TASK DETAILS - Copy out all lines of the records in which the word "Enez" appears.

MATERIAL FOR THIS EXERCISE -
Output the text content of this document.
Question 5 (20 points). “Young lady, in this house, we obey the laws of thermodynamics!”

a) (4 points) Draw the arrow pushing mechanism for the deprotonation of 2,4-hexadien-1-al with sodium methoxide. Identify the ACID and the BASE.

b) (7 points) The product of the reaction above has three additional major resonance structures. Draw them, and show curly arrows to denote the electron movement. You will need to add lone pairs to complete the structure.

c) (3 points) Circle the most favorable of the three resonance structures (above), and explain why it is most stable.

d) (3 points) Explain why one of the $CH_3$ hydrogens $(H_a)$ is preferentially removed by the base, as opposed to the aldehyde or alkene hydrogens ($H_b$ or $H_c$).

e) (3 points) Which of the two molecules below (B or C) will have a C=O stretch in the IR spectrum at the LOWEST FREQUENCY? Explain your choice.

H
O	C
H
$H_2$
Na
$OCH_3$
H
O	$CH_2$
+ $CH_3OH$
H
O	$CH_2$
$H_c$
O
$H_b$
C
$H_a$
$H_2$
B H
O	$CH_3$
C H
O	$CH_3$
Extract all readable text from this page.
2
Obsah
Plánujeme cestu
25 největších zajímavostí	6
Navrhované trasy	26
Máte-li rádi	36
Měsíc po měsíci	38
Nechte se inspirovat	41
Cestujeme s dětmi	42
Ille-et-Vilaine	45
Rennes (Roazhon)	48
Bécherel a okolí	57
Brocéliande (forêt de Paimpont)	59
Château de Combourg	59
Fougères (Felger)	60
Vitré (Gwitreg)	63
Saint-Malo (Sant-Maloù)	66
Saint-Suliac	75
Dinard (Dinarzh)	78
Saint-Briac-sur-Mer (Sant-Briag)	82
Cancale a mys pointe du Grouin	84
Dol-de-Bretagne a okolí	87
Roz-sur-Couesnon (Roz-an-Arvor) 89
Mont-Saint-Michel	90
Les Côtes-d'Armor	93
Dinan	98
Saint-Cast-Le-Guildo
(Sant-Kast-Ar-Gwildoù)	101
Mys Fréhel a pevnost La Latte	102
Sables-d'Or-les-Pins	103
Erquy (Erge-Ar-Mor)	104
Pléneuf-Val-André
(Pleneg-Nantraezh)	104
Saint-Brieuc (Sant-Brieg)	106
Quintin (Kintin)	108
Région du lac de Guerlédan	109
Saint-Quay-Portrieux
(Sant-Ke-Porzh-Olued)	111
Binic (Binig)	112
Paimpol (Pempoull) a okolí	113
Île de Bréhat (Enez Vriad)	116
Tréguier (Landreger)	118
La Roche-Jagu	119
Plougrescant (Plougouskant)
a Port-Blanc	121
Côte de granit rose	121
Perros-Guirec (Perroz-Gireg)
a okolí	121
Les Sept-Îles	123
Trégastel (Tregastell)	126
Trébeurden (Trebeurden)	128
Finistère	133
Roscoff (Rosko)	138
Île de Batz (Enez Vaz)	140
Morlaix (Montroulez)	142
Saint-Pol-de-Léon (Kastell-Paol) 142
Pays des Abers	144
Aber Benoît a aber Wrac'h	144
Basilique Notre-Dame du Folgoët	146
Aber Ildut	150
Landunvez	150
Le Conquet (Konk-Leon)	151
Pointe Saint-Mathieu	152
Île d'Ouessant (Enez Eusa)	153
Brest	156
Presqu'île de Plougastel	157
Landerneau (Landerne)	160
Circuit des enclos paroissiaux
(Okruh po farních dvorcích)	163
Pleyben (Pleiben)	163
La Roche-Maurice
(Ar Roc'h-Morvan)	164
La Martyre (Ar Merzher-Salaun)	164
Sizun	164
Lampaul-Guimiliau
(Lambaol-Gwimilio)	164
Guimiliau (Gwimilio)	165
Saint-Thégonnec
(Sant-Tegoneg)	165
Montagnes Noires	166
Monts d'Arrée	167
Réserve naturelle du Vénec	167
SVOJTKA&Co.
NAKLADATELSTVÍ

WRITTEN ANSWER -
Île de Bréhat (Enez Vriad)	116
Île de Batz (Enez Vaz)	140
Île d'Ouessant (Enez Eusa)	153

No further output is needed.